### Short task
Reproduce the rows below verbatim, from the first line through the line containing "activity-title: 江苏省青企联将于2021年4月17日召开二届二次理事大会 (22, 122, 412, 170)", both inclusive.
-- Begin --
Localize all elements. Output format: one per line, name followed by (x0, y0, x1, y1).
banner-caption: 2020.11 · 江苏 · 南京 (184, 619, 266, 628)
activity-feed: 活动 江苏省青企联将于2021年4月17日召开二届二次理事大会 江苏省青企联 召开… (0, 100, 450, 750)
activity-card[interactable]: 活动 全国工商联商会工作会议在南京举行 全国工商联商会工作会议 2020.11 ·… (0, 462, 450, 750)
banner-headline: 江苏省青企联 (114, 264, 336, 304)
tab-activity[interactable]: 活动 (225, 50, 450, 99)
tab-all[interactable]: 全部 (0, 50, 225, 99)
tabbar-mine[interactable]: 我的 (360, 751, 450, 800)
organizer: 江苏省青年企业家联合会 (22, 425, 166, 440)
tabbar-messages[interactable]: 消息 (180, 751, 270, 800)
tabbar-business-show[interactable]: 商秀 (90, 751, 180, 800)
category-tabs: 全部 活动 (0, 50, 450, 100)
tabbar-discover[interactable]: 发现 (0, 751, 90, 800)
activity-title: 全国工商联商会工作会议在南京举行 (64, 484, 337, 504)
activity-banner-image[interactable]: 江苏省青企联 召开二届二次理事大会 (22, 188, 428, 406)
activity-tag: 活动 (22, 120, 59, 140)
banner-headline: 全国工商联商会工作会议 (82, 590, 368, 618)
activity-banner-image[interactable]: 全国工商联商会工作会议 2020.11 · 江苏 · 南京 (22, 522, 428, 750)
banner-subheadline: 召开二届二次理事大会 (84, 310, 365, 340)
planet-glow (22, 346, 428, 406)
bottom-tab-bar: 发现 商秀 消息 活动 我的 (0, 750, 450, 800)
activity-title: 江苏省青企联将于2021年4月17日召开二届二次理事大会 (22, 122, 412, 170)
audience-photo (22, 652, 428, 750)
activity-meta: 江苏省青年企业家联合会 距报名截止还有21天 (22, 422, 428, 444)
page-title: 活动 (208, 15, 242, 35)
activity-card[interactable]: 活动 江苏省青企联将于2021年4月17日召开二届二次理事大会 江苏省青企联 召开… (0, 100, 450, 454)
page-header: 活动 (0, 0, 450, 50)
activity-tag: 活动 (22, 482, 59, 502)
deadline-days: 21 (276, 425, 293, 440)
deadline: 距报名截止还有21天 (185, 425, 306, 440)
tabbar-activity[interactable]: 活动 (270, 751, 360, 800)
-- End --
### Full answer
Localize all elements. Output format: one per line, name followed by (x0, y0, x1, y1).
banner-caption: 2020.11 · 江苏 · 南京 (184, 619, 266, 628)
activity-feed: 活动 江苏省青企联将于2021年4月17日召开二届二次理事大会 江苏省青企联 召开… (0, 100, 450, 750)
activity-card[interactable]: 活动 全国工商联商会工作会议在南京举行 全国工商联商会工作会议 2020.11 ·… (0, 462, 450, 750)
banner-headline: 江苏省青企联 (114, 264, 336, 304)
tab-activity[interactable]: 活动 (225, 50, 450, 99)
tab-all[interactable]: 全部 (0, 50, 225, 99)
tabbar-mine[interactable]: 我的 (360, 751, 450, 800)
organizer: 江苏省青年企业家联合会 (22, 425, 166, 440)
tabbar-messages[interactable]: 消息 (180, 751, 270, 800)
tabbar-business-show[interactable]: 商秀 (90, 751, 180, 800)
category-tabs: 全部 活动 (0, 50, 450, 100)
tabbar-discover[interactable]: 发现 (0, 751, 90, 800)
activity-title: 全国工商联商会工作会议在南京举行 (64, 484, 337, 504)
activity-banner-image[interactable]: 江苏省青企联 召开二届二次理事大会 (22, 188, 428, 406)
activity-tag: 活动 (22, 120, 59, 140)
banner-headline: 全国工商联商会工作会议 (82, 590, 368, 618)
activity-banner-image[interactable]: 全国工商联商会工作会议 2020.11 · 江苏 · 南京 (22, 522, 428, 750)
banner-subheadline: 召开二届二次理事大会 (84, 310, 365, 340)
planet-glow (22, 346, 428, 406)
bottom-tab-bar: 发现 商秀 消息 活动 我的 (0, 750, 450, 800)
activity-title: 江苏省青企联将于2021年4月17日召开二届二次理事大会 (22, 122, 412, 170)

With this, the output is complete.